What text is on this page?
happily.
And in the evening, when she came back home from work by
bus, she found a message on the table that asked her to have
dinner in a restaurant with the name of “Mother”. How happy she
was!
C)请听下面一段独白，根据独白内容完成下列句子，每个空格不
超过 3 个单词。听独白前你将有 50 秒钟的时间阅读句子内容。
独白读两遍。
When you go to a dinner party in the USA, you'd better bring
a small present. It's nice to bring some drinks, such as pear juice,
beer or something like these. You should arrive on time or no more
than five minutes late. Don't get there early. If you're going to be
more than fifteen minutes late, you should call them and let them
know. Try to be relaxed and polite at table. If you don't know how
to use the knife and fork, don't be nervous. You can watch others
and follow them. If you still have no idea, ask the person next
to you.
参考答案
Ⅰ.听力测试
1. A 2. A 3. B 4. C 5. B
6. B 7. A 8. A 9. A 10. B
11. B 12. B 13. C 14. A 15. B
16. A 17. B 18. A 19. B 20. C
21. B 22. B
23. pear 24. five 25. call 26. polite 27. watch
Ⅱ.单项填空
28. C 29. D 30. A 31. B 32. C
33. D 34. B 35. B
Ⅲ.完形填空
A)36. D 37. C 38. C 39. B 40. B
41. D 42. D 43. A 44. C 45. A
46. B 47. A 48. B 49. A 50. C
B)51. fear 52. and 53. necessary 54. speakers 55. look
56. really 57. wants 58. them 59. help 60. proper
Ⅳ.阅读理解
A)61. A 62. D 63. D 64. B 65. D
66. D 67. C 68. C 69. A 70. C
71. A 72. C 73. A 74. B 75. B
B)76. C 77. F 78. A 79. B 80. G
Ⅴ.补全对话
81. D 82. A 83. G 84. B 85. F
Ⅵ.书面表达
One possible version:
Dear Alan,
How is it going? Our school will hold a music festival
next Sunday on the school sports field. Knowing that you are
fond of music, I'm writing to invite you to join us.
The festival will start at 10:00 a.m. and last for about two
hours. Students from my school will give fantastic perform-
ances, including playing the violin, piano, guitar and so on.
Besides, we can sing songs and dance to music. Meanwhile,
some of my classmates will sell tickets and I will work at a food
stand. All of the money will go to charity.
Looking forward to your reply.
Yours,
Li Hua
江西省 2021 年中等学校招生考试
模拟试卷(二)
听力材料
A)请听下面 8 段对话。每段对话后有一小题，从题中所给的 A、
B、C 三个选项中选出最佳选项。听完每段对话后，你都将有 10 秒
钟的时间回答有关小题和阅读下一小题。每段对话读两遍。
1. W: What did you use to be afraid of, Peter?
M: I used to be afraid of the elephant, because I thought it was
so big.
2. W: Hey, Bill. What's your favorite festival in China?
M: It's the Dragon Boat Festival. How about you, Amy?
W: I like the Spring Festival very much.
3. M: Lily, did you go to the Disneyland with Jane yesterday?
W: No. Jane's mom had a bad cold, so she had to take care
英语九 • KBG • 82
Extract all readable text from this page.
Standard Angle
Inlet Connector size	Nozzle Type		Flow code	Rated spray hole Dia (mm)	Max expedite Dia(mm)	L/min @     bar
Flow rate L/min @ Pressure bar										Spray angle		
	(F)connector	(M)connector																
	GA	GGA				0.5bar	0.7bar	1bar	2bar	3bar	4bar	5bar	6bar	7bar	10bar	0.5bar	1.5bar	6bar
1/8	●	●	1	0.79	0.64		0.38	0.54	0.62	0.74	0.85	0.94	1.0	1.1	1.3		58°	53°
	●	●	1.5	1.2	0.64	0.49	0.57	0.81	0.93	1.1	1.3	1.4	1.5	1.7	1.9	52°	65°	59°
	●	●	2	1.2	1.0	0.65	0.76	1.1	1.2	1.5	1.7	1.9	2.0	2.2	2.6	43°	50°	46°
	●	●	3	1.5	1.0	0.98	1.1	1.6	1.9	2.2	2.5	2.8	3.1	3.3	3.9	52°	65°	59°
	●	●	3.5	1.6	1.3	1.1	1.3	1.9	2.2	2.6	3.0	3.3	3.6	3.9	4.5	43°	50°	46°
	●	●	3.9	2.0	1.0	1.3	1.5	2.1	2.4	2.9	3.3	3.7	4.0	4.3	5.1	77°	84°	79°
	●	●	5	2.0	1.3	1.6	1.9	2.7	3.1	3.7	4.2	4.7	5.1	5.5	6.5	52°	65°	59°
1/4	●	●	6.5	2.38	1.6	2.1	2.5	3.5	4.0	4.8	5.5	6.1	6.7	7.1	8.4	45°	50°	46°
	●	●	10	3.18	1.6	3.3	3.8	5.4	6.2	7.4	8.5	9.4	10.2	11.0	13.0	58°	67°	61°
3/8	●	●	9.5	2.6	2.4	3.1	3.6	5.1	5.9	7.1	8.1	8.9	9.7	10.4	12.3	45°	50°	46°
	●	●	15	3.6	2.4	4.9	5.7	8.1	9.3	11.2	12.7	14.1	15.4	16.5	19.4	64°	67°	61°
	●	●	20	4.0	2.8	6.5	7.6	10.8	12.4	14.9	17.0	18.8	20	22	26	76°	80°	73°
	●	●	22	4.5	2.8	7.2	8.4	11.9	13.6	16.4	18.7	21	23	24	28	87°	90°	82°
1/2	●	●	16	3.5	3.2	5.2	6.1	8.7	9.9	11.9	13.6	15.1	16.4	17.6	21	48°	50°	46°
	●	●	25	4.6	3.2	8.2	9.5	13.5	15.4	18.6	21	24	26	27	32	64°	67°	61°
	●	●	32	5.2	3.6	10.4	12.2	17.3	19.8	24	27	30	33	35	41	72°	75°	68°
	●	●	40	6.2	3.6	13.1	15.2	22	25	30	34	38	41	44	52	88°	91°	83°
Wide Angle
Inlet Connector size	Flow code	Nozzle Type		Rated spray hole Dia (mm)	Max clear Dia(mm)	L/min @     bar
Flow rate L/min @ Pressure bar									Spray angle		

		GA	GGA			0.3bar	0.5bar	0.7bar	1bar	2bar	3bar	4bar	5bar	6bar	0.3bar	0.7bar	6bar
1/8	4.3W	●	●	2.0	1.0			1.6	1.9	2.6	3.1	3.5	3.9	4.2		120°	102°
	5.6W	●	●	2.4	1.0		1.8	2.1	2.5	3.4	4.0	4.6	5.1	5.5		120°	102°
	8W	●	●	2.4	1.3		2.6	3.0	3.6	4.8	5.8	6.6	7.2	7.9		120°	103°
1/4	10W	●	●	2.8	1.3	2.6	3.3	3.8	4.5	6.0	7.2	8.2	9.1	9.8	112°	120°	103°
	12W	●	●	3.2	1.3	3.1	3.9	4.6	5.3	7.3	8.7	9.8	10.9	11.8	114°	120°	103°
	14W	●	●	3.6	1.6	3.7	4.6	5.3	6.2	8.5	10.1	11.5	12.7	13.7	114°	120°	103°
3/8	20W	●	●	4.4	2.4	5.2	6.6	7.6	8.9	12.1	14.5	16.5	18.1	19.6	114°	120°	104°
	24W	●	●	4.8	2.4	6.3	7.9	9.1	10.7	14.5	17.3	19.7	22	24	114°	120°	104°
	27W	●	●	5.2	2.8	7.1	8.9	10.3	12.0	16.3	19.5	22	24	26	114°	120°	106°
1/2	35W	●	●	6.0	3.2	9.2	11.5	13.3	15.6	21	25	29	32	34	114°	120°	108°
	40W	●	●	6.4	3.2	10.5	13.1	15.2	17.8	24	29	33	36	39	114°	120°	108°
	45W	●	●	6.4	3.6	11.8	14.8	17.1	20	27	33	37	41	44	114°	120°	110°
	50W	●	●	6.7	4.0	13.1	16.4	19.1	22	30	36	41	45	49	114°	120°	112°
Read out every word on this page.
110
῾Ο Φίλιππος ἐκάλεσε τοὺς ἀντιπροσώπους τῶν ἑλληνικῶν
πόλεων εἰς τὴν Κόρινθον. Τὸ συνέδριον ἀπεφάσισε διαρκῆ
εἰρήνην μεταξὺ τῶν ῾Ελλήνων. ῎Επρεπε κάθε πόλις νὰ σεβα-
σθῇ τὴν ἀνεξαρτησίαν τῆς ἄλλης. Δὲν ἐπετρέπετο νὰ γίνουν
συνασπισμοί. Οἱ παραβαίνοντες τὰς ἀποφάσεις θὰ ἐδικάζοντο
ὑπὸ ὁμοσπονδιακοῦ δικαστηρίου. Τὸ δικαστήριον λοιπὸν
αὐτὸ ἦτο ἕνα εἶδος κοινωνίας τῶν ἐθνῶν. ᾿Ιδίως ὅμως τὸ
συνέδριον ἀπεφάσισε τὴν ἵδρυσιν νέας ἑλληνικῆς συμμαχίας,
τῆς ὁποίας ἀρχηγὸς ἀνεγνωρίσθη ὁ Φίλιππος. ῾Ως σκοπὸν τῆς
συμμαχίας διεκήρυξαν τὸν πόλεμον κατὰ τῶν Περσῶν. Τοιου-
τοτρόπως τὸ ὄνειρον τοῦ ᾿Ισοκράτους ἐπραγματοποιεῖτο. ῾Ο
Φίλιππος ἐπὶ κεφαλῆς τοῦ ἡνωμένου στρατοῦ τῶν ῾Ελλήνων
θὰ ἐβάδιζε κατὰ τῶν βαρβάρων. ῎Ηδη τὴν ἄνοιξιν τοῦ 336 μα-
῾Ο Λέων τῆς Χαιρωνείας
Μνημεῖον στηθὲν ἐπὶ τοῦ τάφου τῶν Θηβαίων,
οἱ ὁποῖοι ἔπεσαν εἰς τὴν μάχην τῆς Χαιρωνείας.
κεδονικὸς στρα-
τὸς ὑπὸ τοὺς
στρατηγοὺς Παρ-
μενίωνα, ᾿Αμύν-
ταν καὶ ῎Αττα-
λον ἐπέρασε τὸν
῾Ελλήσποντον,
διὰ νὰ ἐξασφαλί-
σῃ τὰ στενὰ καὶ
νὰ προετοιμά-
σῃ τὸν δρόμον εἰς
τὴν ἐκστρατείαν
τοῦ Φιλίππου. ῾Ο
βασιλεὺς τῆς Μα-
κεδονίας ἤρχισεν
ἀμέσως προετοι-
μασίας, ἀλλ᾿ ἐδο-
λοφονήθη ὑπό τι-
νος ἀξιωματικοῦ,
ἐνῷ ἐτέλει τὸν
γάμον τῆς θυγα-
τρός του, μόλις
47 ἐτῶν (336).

Required task: Each line from the one containing "Read out every word on this page." through the end of the entries, both included, is to be returned exactly, with no other lines.

Final answer:
Read out every word on this page.
110
῾Ο Φίλιππος ἐκάλεσε τοὺς ἀντιπροσώπους τῶν ἑλληνικῶν
πόλεων εἰς τὴν Κόρινθον. Τὸ συνέδριον ἀπεφάσισε διαρκῆ
εἰρήνην μεταξὺ τῶν ῾Ελλήνων. ῎Επρεπε κάθε πόλις νὰ σεβα-
σθῇ τὴν ἀνεξαρτησίαν τῆς ἄλλης. Δὲν ἐπετρέπετο νὰ γίνουν
συνασπισμοί. Οἱ παραβαίνοντες τὰς ἀποφάσεις θὰ ἐδικάζοντο
ὑπὸ ὁμοσπονδιακοῦ δικαστηρίου. Τὸ δικαστήριον λοιπὸν
αὐτὸ ἦτο ἕνα εἶδος κοινωνίας τῶν ἐθνῶν. ᾿Ιδίως ὅμως τὸ
συνέδριον ἀπεφάσισε τὴν ἵδρυσιν νέας ἑλληνικῆς συμμαχίας,
τῆς ὁποίας ἀρχηγὸς ἀνεγνωρίσθη ὁ Φίλιππος. ῾Ως σκοπὸν τῆς
συμμαχίας διεκήρυξαν τὸν πόλεμον κατὰ τῶν Περσῶν. Τοιου-
τοτρόπως τὸ ὄνειρον τοῦ ᾿Ισοκράτους ἐπραγματοποιεῖτο. ῾Ο
Φίλιππος ἐπὶ κεφαλῆς τοῦ ἡνωμένου στρατοῦ τῶν ῾Ελλήνων
θὰ ἐβάδιζε κατὰ τῶν βαρβάρων. ῎Ηδη τὴν ἄνοιξιν τοῦ 336 μα-
῾Ο Λέων τῆς Χαιρωνείας
Μνημεῖον στηθὲν ἐπὶ τοῦ τάφου τῶν Θηβαίων,
οἱ ὁποῖοι ἔπεσαν εἰς τὴν μάχην τῆς Χαιρωνείας.
κεδονικὸς στρα-
τὸς ὑπὸ τοὺς
στρατηγοὺς Παρ-
μενίωνα, ᾿Αμύν-
ταν καὶ ῎Αττα-
λον ἐπέρασε τὸν
῾Ελλήσποντον,
διὰ νὰ ἐξασφαλί-
σῃ τὰ στενὰ καὶ
νὰ προετοιμά-
σῃ τὸν δρόμον εἰς
τὴν ἐκστρατείαν
τοῦ Φιλίππου. ῾Ο
βασιλεὺς τῆς Μα-
κεδονίας ἤρχισεν
ἀμέσως προετοι-
μασίας, ἀλλ᾿ ἐδο-
λοφονήθη ὑπό τι-
νος ἀξιωματικοῦ,
ἐνῷ ἐτέλει τὸν
γάμον τῆς θυγα-
τρός του, μόλις
47 ἐτῶν (336).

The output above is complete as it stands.